== Records provided ==
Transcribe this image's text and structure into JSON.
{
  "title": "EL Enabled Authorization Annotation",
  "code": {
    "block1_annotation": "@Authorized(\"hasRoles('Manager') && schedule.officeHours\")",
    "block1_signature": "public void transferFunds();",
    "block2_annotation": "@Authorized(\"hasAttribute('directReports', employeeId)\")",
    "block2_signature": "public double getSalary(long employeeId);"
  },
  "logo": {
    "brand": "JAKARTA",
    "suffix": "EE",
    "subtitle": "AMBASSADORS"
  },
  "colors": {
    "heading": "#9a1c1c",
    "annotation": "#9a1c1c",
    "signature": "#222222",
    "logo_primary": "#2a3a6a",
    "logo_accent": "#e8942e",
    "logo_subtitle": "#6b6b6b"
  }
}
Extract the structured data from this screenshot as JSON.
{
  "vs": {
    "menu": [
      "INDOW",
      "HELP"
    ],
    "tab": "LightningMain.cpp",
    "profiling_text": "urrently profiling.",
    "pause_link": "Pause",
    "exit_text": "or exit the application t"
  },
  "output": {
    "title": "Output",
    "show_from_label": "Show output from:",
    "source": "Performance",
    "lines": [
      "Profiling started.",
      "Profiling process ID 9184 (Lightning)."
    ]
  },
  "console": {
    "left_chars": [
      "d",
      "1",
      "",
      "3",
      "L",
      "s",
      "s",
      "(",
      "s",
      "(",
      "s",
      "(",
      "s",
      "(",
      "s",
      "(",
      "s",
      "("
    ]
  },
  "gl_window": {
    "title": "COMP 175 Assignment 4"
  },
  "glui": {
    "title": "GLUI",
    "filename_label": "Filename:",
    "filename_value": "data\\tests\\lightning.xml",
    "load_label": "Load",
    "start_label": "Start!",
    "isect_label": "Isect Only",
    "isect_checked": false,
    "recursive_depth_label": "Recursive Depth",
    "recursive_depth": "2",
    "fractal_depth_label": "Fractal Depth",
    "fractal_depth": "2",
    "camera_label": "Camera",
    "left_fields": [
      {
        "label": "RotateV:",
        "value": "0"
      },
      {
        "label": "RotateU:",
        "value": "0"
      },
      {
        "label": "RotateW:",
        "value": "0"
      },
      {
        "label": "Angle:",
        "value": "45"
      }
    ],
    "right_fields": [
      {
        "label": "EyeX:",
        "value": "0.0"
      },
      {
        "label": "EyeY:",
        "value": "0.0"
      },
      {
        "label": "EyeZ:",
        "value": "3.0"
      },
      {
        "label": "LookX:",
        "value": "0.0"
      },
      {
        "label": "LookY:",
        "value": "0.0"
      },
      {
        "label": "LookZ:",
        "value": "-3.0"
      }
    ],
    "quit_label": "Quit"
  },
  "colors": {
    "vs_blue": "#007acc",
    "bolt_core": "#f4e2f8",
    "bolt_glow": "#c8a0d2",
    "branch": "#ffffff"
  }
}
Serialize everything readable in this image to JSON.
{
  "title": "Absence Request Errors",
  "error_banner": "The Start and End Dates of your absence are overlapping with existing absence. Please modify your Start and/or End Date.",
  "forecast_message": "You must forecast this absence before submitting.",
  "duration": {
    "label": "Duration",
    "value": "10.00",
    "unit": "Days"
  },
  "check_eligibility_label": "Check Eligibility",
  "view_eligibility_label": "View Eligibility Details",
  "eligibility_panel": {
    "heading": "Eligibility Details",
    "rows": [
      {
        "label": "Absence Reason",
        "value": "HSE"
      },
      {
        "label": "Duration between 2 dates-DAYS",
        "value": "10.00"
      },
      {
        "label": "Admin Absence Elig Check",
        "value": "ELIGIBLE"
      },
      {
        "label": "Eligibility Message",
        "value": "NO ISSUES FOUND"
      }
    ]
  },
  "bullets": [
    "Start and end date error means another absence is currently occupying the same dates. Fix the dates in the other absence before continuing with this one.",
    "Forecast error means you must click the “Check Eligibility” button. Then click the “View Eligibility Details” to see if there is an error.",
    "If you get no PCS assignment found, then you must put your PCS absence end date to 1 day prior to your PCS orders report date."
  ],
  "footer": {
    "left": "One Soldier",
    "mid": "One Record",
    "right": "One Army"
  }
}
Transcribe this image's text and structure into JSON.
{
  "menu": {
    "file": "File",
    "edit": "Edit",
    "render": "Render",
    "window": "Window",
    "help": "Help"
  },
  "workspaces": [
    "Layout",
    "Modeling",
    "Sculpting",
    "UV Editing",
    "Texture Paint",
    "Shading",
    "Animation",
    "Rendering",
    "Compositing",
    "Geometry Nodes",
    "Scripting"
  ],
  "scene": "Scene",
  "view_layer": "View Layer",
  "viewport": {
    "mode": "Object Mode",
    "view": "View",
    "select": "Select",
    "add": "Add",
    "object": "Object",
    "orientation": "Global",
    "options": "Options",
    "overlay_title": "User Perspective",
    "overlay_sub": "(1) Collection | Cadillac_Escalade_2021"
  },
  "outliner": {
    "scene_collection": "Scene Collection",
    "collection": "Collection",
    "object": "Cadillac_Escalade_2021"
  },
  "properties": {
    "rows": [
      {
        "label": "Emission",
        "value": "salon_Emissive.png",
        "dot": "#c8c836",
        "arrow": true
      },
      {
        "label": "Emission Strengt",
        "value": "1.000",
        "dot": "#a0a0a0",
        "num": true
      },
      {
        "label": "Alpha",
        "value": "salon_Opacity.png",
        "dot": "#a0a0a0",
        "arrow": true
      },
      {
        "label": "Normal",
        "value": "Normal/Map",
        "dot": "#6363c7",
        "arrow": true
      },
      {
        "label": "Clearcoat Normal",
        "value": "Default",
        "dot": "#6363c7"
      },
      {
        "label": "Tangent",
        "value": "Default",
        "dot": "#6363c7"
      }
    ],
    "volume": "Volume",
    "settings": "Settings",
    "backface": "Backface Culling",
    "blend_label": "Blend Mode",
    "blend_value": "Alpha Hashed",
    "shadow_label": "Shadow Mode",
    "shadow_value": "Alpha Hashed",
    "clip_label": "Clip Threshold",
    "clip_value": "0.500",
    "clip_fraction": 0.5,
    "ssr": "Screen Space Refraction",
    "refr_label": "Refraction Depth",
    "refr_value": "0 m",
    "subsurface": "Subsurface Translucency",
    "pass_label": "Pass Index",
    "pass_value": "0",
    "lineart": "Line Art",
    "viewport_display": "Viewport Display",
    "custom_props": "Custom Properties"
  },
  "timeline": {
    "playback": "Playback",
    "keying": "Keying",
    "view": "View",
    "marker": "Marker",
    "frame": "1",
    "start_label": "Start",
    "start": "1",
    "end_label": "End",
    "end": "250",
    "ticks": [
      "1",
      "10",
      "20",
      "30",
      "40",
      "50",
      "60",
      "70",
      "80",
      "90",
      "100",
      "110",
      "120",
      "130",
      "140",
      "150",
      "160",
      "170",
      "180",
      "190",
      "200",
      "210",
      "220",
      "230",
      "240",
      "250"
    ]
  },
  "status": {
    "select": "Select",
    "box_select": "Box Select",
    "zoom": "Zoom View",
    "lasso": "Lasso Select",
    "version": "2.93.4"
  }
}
===
- Goal: Return the listing above word for word.

- Problem solution:
Transcribe this image's text and structure into JSON.
{
  "title": "EL Enabled Authorization Annotation",
  "code": {
    "block1_annotation": "@Authorized(\"hasRoles('Manager') && schedule.officeHours\")",
    "block1_signature": "public void transferFunds();",
    "block2_annotation": "@Authorized(\"hasAttribute('directReports', employeeId)\")",
    "block2_signature": "public double getSalary(long employeeId);"
  },
  "logo": {
    "brand": "JAKARTA",
    "suffix": "EE",
    "subtitle": "AMBASSADORS"
  },
  "colors": {
    "heading": "#9a1c1c",
    "annotation": "#9a1c1c",
    "signature": "#222222",
    "logo_primary": "#2a3a6a",
    "logo_accent": "#e8942e",
    "logo_subtitle": "#6b6b6b"
  }
}
Extract the structured data from this screenshot as JSON.
{
  "vs": {
    "menu": [
      "INDOW",
      "HELP"
    ],
    "tab": "LightningMain.cpp",
    "profiling_text": "urrently profiling.",
    "pause_link": "Pause",
    "exit_text": "or exit the application t"
  },
  "output": {
    "title": "Output",
    "show_from_label": "Show output from:",
    "source": "Performance",
    "lines": [
      "Profiling started.",
      "Profiling process ID 9184 (Lightning)."
    ]
  },
  "console": {
    "left_chars": [
      "d",
      "1",
      "",
      "3",
      "L",
      "s",
      "s",
      "(",
      "s",
      "(",
      "s",
      "(",
      "s",
      "(",
      "s",
      "(",
      "s",
      "("
    ]
  },
  "gl_window": {
    "title": "COMP 175 Assignment 4"
  },
  "glui": {
    "title": "GLUI",
    "filename_label": "Filename:",
    "filename_value": "data\\tests\\lightning.xml",
    "load_label": "Load",
    "start_label": "Start!",
    "isect_label": "Isect Only",
    "isect_checked": false,
    "recursive_depth_label": "Recursive Depth",
    "recursive_depth": "2",
    "fractal_depth_label": "Fractal Depth",
    "fractal_depth": "2",
    "camera_label": "Camera",
    "left_fields": [
      {
        "label": "RotateV:",
        "value": "0"
      },
      {
        "label": "RotateU:",
        "value": "0"
      },
      {
        "label": "RotateW:",
        "value": "0"
      },
      {
        "label": "Angle:",
        "value": "45"
      }
    ],
    "right_fields": [
      {
        "label": "EyeX:",
        "value": "0.0"
      },
      {
        "label": "EyeY:",
        "value": "0.0"
      },
      {
        "label": "EyeZ:",
        "value": "3.0"
      },
      {
        "label": "LookX:",
        "value": "0.0"
      },
      {
        "label": "LookY:",
        "value": "0.0"
      },
      {
        "label": "LookZ:",
        "value": "-3.0"
      }
    ],
    "quit_label": "Quit"
  },
  "colors": {
    "vs_blue": "#007acc",
    "bolt_core": "#f4e2f8",
    "bolt_glow": "#c8a0d2",
    "branch": "#ffffff"
  }
}
Serialize everything readable in this image to JSON.
{
  "title": "Absence Request Errors",
  "error_banner": "The Start and End Dates of your absence are overlapping with existing absence. Please modify your Start and/or End Date.",
  "forecast_message": "You must forecast this absence before submitting.",
  "duration": {
    "label": "Duration",
    "value": "10.00",
    "unit": "Days"
  },
  "check_eligibility_label": "Check Eligibility",
  "view_eligibility_label": "View Eligibility Details",
  "eligibility_panel": {
    "heading": "Eligibility Details",
    "rows": [
      {
        "label": "Absence Reason",
        "value": "HSE"
      },
      {
        "label": "Duration between 2 dates-DAYS",
        "value": "10.00"
      },
      {
        "label": "Admin Absence Elig Check",
        "value": "ELIGIBLE"
      },
      {
        "label": "Eligibility Message",
        "value": "NO ISSUES FOUND"
      }
    ]
  },
  "bullets": [
    "Start and end date error means another absence is currently occupying the same dates. Fix the dates in the other absence before continuing with this one.",
    "Forecast error means you must click the “Check Eligibility” button. Then click the “View Eligibility Details” to see if there is an error.",
    "If you get no PCS assignment found, then you must put your PCS absence end date to 1 day prior to your PCS orders report date."
  ],
  "footer": {
    "left": "One Soldier",
    "mid": "One Record",
    "right": "One Army"
  }
}
Transcribe this image's text and structure into JSON.
{
  "menu": {
    "file": "File",
    "edit": "Edit",
    "render": "Render",
    "window": "Window",
    "help": "Help"
  },
  "workspaces": [
    "Layout",
    "Modeling",
    "Sculpting",
    "UV Editing",
    "Texture Paint",
    "Shading",
    "Animation",
    "Rendering",
    "Compositing",
    "Geometry Nodes",
    "Scripting"
  ],
  "scene": "Scene",
  "view_layer": "View Layer",
  "viewport": {
    "mode": "Object Mode",
    "view": "View",
    "select": "Select",
    "add": "Add",
    "object": "Object",
    "orientation": "Global",
    "options": "Options",
    "overlay_title": "User Perspective",
    "overlay_sub": "(1) Collection | Cadillac_Escalade_2021"
  },
  "outliner": {
    "scene_collection": "Scene Collection",
    "collection": "Collection",
    "object": "Cadillac_Escalade_2021"
  },
  "properties": {
    "rows": [
      {
        "label": "Emission",
        "value": "salon_Emissive.png",
        "dot": "#c8c836",
        "arrow": true
      },
      {
        "label": "Emission Strengt",
        "value": "1.000",
        "dot": "#a0a0a0",
        "num": true
      },
      {
        "label": "Alpha",
        "value": "salon_Opacity.png",
        "dot": "#a0a0a0",
        "arrow": true
      },
      {
        "label": "Normal",
        "value": "Normal/Map",
        "dot": "#6363c7",
        "arrow": true
      },
      {
        "label": "Clearcoat Normal",
        "value": "Default",
        "dot": "#6363c7"
      },
      {
        "label": "Tangent",
        "value": "Default",
        "dot": "#6363c7"
      }
    ],
    "volume": "Volume",
    "settings": "Settings",
    "backface": "Backface Culling",
    "blend_label": "Blend Mode",
    "blend_value": "Alpha Hashed",
    "shadow_label": "Shadow Mode",
    "shadow_value": "Alpha Hashed",
    "clip_label": "Clip Threshold",
    "clip_value": "0.500",
    "clip_fraction": 0.5,
    "ssr": "Screen Space Refraction",
    "refr_label": "Refraction Depth",
    "refr_value": "0 m",
    "subsurface": "Subsurface Translucency",
    "pass_label": "Pass Index",
    "pass_value": "0",
    "lineart": "Line Art",
    "viewport_display": "Viewport Display",
    "custom_props": "Custom Properties"
  },
  "timeline": {
    "playback": "Playback",
    "keying": "Keying",
    "view": "View",
    "marker": "Marker",
    "frame": "1",
    "start_label": "Start",
    "start": "1",
    "end_label": "End",
    "end": "250",
    "ticks": [
      "1",
      "10",
      "20",
      "30",
      "40",
      "50",
      "60",
      "70",
      "80",
      "90",
      "100",
      "110",
      "120",
      "130",
      "140",
      "150",
      "160",
      "170",
      "180",
      "190",
      "200",
      "210",
      "220",
      "230",
      "240",
      "250"
    ]
  },
  "status": {
    "select": "Select",
    "box_select": "Box Select",
    "zoom": "Zoom View",
    "lasso": "Lasso Select",
    "version": "2.93.4"
  }
}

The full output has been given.